* START *

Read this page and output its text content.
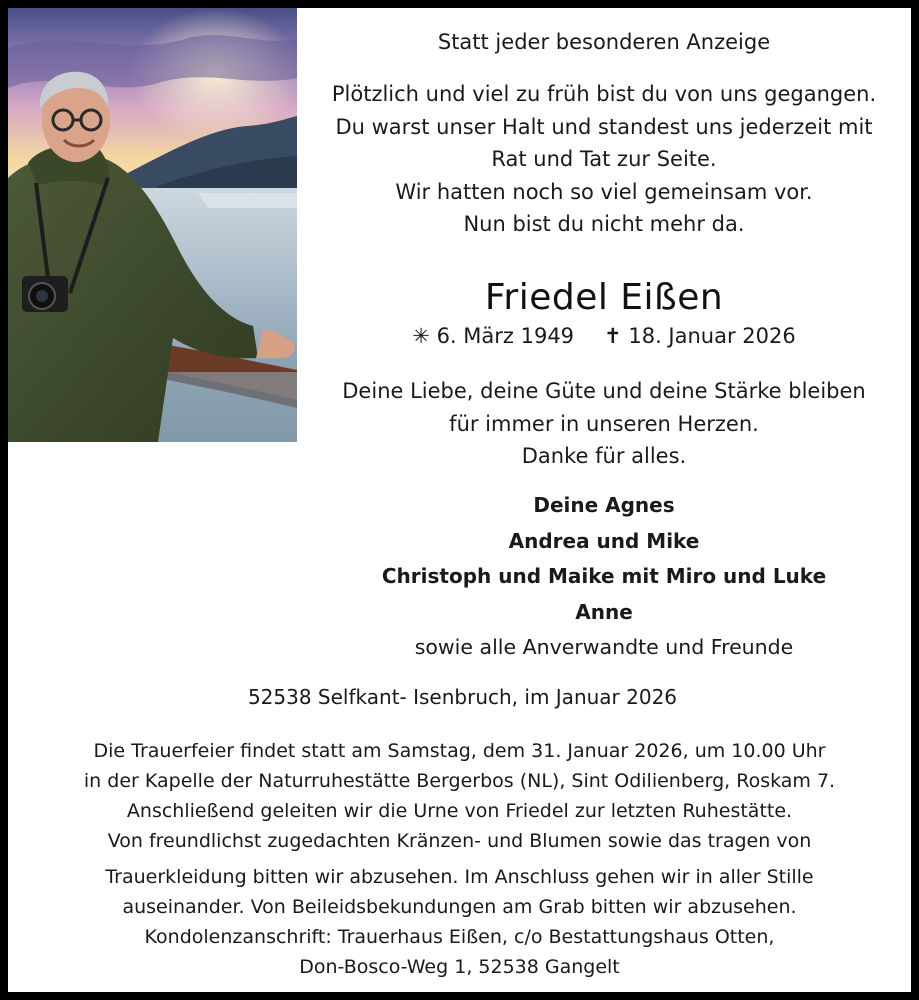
Statt jeder besonderen Anzeige
Plötzlich und viel zu früh bist du von uns gegangen.
Du warst unser Halt und standest uns jederzeit mit
Rat und Tat zur Seite.
Wir hatten noch so viel gemeinsam vor.
Nun bist du nicht mehr da.
Friedel Eißen
✳ 6. März 1949 ✝ 18. Januar 2026
Deine Liebe, deine Güte und deine Stärke bleiben
für immer in unseren Herzen.
Danke für alles.
Deine Agnes
Andrea und Mike
Christoph und Maike mit Miro und Luke
Anne
sowie alle Anverwandte und Freunde
52538 Selfkant- Isenbruch, im Januar 2026
Die Trauerfeier findet statt am Samstag, dem 31. Januar 2026, um 10.00 Uhr
in der Kapelle der Naturruhestätte Bergerbos (NL), Sint Odilienberg, Roskam 7.
Anschließend geleiten wir die Urne von Friedel zur letzten Ruhestätte.
Von freundlichst zugedachten Kränzen- und Blumen sowie das tragen von
Trauerkleidung bitten wir abzusehen. Im Anschluss gehen wir in aller Stille
auseinander. Von Beileidsbekundungen am Grab bitten wir abzusehen.
Kondolenzanschrift: Trauerhaus Eißen, c/o Bestattungshaus Otten,
Don-Bosco-Weg 1, 52538 Gangelt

* END *

◆ Prompt
Reproduce the material above in full and without alteration, but skip all pictures.

◆ Solved problem
Read this page and output its text content.
Statt jeder besonderen Anzeige
Plötzlich und viel zu früh bist du von uns gegangen.
Du warst unser Halt und standest uns jederzeit mit
Rat und Tat zur Seite.
Wir hatten noch so viel gemeinsam vor.
Nun bist du nicht mehr da.
Friedel Eißen
✳ 6. März 1949 ✝ 18. Januar 2026
Deine Liebe, deine Güte und deine Stärke bleiben
für immer in unseren Herzen.
Danke für alles.
Deine Agnes
Andrea und Mike
Christoph und Maike mit Miro und Luke
Anne
sowie alle Anverwandte und Freunde
52538 Selfkant- Isenbruch, im Januar 2026
Die Trauerfeier findet statt am Samstag, dem 31. Januar 2026, um 10.00 Uhr
in der Kapelle der Naturruhestätte Bergerbos (NL), Sint Odilienberg, Roskam 7.
Anschließend geleiten wir die Urne von Friedel zur letzten Ruhestätte.
Von freundlichst zugedachten Kränzen- und Blumen sowie das tragen von
Trauerkleidung bitten wir abzusehen. Im Anschluss gehen wir in aller Stille
auseinander. Von Beileidsbekundungen am Grab bitten wir abzusehen.
Kondolenzanschrift: Trauerhaus Eißen, c/o Bestattungshaus Otten,
Don-Bosco-Weg 1, 52538 Gangelt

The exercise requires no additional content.